Print the complete set of entries exactly.

*****

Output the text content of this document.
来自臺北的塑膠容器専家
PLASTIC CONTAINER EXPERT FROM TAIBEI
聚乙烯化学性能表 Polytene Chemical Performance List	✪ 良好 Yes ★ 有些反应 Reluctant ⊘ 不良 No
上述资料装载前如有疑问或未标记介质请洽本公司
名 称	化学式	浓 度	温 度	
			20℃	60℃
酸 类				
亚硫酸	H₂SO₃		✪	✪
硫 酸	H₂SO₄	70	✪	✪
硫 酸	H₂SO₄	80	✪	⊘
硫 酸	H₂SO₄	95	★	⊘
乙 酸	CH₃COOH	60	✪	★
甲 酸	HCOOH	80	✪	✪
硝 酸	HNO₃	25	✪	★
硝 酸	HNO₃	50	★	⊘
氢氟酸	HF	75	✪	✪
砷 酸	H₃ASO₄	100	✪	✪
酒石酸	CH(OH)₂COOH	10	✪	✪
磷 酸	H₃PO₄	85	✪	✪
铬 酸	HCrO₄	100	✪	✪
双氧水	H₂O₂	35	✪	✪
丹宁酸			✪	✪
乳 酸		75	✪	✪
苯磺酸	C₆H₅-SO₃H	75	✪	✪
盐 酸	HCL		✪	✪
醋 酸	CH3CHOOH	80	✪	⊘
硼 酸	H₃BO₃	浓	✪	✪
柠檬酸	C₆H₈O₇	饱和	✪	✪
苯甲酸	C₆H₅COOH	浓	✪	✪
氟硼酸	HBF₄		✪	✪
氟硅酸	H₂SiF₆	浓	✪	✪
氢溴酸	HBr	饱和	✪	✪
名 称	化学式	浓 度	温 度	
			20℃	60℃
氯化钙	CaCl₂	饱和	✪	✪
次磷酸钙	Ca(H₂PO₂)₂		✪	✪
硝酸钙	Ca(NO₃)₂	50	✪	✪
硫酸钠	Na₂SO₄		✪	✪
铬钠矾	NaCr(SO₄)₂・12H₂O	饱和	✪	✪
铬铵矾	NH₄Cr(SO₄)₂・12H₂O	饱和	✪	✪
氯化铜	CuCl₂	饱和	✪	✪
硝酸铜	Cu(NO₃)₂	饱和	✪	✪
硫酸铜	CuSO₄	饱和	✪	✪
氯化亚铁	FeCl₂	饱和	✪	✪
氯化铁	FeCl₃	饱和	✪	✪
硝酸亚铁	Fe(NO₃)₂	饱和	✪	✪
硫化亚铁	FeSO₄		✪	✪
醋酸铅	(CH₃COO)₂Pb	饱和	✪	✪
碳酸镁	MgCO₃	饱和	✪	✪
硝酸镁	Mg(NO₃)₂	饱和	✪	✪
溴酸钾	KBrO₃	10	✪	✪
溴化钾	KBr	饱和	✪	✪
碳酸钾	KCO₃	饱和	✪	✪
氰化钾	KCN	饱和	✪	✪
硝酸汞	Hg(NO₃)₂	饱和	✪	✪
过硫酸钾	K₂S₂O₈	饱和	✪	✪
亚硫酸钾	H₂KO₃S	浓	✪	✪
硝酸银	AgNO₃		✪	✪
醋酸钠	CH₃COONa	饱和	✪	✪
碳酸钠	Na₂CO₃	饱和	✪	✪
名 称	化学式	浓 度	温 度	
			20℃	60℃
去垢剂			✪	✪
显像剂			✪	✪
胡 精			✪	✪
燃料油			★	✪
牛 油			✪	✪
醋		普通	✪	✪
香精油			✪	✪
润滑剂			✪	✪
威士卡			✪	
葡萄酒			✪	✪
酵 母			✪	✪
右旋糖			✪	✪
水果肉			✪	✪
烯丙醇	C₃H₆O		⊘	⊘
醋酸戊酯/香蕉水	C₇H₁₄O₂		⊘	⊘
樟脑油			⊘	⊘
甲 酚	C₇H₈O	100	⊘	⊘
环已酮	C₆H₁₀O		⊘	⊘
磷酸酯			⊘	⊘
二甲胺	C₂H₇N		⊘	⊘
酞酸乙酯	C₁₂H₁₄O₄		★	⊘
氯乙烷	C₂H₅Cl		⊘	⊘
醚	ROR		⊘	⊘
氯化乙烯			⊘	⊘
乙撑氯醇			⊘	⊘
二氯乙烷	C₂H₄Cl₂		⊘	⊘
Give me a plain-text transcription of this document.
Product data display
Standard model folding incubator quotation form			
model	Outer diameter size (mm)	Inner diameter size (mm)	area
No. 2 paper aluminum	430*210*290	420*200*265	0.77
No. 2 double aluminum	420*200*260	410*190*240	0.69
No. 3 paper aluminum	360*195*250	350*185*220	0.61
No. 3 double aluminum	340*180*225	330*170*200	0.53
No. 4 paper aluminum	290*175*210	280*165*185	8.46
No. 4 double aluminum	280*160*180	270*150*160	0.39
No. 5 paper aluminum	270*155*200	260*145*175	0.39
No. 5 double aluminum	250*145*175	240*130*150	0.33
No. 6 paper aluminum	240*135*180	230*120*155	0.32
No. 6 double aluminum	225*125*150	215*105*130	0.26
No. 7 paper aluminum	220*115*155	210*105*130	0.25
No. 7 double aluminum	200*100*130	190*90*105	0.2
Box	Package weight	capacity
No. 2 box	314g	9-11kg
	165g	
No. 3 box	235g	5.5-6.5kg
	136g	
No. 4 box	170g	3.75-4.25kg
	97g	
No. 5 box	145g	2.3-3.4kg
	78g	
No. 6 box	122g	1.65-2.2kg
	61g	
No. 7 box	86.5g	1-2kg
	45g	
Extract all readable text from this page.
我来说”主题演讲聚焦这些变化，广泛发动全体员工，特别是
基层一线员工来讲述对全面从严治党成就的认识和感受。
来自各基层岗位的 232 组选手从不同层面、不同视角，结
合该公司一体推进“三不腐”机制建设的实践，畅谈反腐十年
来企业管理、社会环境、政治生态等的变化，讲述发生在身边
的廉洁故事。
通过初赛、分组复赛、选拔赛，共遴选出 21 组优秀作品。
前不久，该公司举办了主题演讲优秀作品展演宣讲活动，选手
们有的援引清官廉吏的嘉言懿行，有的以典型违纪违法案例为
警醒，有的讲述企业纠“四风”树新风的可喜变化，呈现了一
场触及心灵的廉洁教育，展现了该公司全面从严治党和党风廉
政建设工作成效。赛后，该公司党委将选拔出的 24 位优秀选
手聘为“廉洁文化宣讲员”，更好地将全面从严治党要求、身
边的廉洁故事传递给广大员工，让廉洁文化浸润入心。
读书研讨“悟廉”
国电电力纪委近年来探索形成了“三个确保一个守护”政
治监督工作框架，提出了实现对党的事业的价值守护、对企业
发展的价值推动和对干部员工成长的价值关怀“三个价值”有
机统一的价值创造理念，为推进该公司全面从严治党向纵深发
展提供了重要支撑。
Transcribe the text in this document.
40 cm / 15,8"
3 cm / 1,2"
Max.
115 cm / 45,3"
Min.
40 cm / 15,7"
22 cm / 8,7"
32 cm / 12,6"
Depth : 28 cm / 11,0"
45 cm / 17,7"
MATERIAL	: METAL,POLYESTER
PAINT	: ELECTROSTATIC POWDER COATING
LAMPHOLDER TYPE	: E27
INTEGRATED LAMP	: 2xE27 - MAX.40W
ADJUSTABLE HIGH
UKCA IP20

*****

The solution:
Output the text content of this document.
来自臺北的塑膠容器専家
PLASTIC CONTAINER EXPERT FROM TAIBEI
聚乙烯化学性能表 Polytene Chemical Performance List	✪ 良好 Yes ★ 有些反应 Reluctant ⊘ 不良 No
上述资料装载前如有疑问或未标记介质请洽本公司
名 称	化学式	浓 度	温 度	
			20℃	60℃
酸 类				
亚硫酸	H₂SO₃		✪	✪
硫 酸	H₂SO₄	70	✪	✪
硫 酸	H₂SO₄	80	✪	⊘
硫 酸	H₂SO₄	95	★	⊘
乙 酸	CH₃COOH	60	✪	★
甲 酸	HCOOH	80	✪	✪
硝 酸	HNO₃	25	✪	★
硝 酸	HNO₃	50	★	⊘
氢氟酸	HF	75	✪	✪
砷 酸	H₃ASO₄	100	✪	✪
酒石酸	CH(OH)₂COOH	10	✪	✪
磷 酸	H₃PO₄	85	✪	✪
铬 酸	HCrO₄	100	✪	✪
双氧水	H₂O₂	35	✪	✪
丹宁酸			✪	✪
乳 酸		75	✪	✪
苯磺酸	C₆H₅-SO₃H	75	✪	✪
盐 酸	HCL		✪	✪
醋 酸	CH3CHOOH	80	✪	⊘
硼 酸	H₃BO₃	浓	✪	✪
柠檬酸	C₆H₈O₇	饱和	✪	✪
苯甲酸	C₆H₅COOH	浓	✪	✪
氟硼酸	HBF₄		✪	✪
氟硅酸	H₂SiF₆	浓	✪	✪
氢溴酸	HBr	饱和	✪	✪
名 称	化学式	浓 度	温 度	
			20℃	60℃
氯化钙	CaCl₂	饱和	✪	✪
次磷酸钙	Ca(H₂PO₂)₂		✪	✪
硝酸钙	Ca(NO₃)₂	50	✪	✪
硫酸钠	Na₂SO₄		✪	✪
铬钠矾	NaCr(SO₄)₂・12H₂O	饱和	✪	✪
铬铵矾	NH₄Cr(SO₄)₂・12H₂O	饱和	✪	✪
氯化铜	CuCl₂	饱和	✪	✪
硝酸铜	Cu(NO₃)₂	饱和	✪	✪
硫酸铜	CuSO₄	饱和	✪	✪
氯化亚铁	FeCl₂	饱和	✪	✪
氯化铁	FeCl₃	饱和	✪	✪
硝酸亚铁	Fe(NO₃)₂	饱和	✪	✪
硫化亚铁	FeSO₄		✪	✪
醋酸铅	(CH₃COO)₂Pb	饱和	✪	✪
碳酸镁	MgCO₃	饱和	✪	✪
硝酸镁	Mg(NO₃)₂	饱和	✪	✪
溴酸钾	KBrO₃	10	✪	✪
溴化钾	KBr	饱和	✪	✪
碳酸钾	KCO₃	饱和	✪	✪
氰化钾	KCN	饱和	✪	✪
硝酸汞	Hg(NO₃)₂	饱和	✪	✪
过硫酸钾	K₂S₂O₈	饱和	✪	✪
亚硫酸钾	H₂KO₃S	浓	✪	✪
硝酸银	AgNO₃		✪	✪
醋酸钠	CH₃COONa	饱和	✪	✪
碳酸钠	Na₂CO₃	饱和	✪	✪
名 称	化学式	浓 度	温 度	
			20℃	60℃
去垢剂			✪	✪
显像剂			✪	✪
胡 精			✪	✪
燃料油			★	✪
牛 油			✪	✪
醋		普通	✪	✪
香精油			✪	✪
润滑剂			✪	✪
威士卡			✪	
葡萄酒			✪	✪
酵 母			✪	✪
右旋糖			✪	✪
水果肉			✪	✪
烯丙醇	C₃H₆O		⊘	⊘
醋酸戊酯/香蕉水	C₇H₁₄O₂		⊘	⊘
樟脑油			⊘	⊘
甲 酚	C₇H₈O	100	⊘	⊘
环已酮	C₆H₁₀O		⊘	⊘
磷酸酯			⊘	⊘
二甲胺	C₂H₇N		⊘	⊘
酞酸乙酯	C₁₂H₁₄O₄		★	⊘
氯乙烷	C₂H₅Cl		⊘	⊘
醚	ROR		⊘	⊘
氯化乙烯			⊘	⊘
乙撑氯醇			⊘	⊘
二氯乙烷	C₂H₄Cl₂		⊘	⊘
Give me a plain-text transcription of this document.
Product data display
Standard model folding incubator quotation form			
model	Outer diameter size (mm)	Inner diameter size (mm)	area
No. 2 paper aluminum	430*210*290	420*200*265	0.77
No. 2 double aluminum	420*200*260	410*190*240	0.69
No. 3 paper aluminum	360*195*250	350*185*220	0.61
No. 3 double aluminum	340*180*225	330*170*200	0.53
No. 4 paper aluminum	290*175*210	280*165*185	8.46
No. 4 double aluminum	280*160*180	270*150*160	0.39
No. 5 paper aluminum	270*155*200	260*145*175	0.39
No. 5 double aluminum	250*145*175	240*130*150	0.33
No. 6 paper aluminum	240*135*180	230*120*155	0.32
No. 6 double aluminum	225*125*150	215*105*130	0.26
No. 7 paper aluminum	220*115*155	210*105*130	0.25
No. 7 double aluminum	200*100*130	190*90*105	0.2
Box	Package weight	capacity
No. 2 box	314g	9-11kg
	165g	
No. 3 box	235g	5.5-6.5kg
	136g	
No. 4 box	170g	3.75-4.25kg
	97g	
No. 5 box	145g	2.3-3.4kg
	78g	
No. 6 box	122g	1.65-2.2kg
	61g	
No. 7 box	86.5g	1-2kg
	45g	
Extract all readable text from this page.
我来说”主题演讲聚焦这些变化，广泛发动全体员工，特别是
基层一线员工来讲述对全面从严治党成就的认识和感受。
来自各基层岗位的 232 组选手从不同层面、不同视角，结
合该公司一体推进“三不腐”机制建设的实践，畅谈反腐十年
来企业管理、社会环境、政治生态等的变化，讲述发生在身边
的廉洁故事。
通过初赛、分组复赛、选拔赛，共遴选出 21 组优秀作品。
前不久，该公司举办了主题演讲优秀作品展演宣讲活动，选手
们有的援引清官廉吏的嘉言懿行，有的以典型违纪违法案例为
警醒，有的讲述企业纠“四风”树新风的可喜变化，呈现了一
场触及心灵的廉洁教育，展现了该公司全面从严治党和党风廉
政建设工作成效。赛后，该公司党委将选拔出的 24 位优秀选
手聘为“廉洁文化宣讲员”，更好地将全面从严治党要求、身
边的廉洁故事传递给广大员工，让廉洁文化浸润入心。
读书研讨“悟廉”
国电电力纪委近年来探索形成了“三个确保一个守护”政
治监督工作框架，提出了实现对党的事业的价值守护、对企业
发展的价值推动和对干部员工成长的价值关怀“三个价值”有
机统一的价值创造理念，为推进该公司全面从严治党向纵深发
展提供了重要支撑。
Transcribe the text in this document.
40 cm / 15,8"
3 cm / 1,2"
Max.
115 cm / 45,3"
Min.
40 cm / 15,7"
22 cm / 8,7"
32 cm / 12,6"
Depth : 28 cm / 11,0"
45 cm / 17,7"
MATERIAL	: METAL,POLYESTER
PAINT	: ELECTROSTATIC POWDER COATING
LAMPHOLDER TYPE	: E27
INTEGRATED LAMP	: 2xE27 - MAX.40W
ADJUSTABLE HIGH
UKCA IP20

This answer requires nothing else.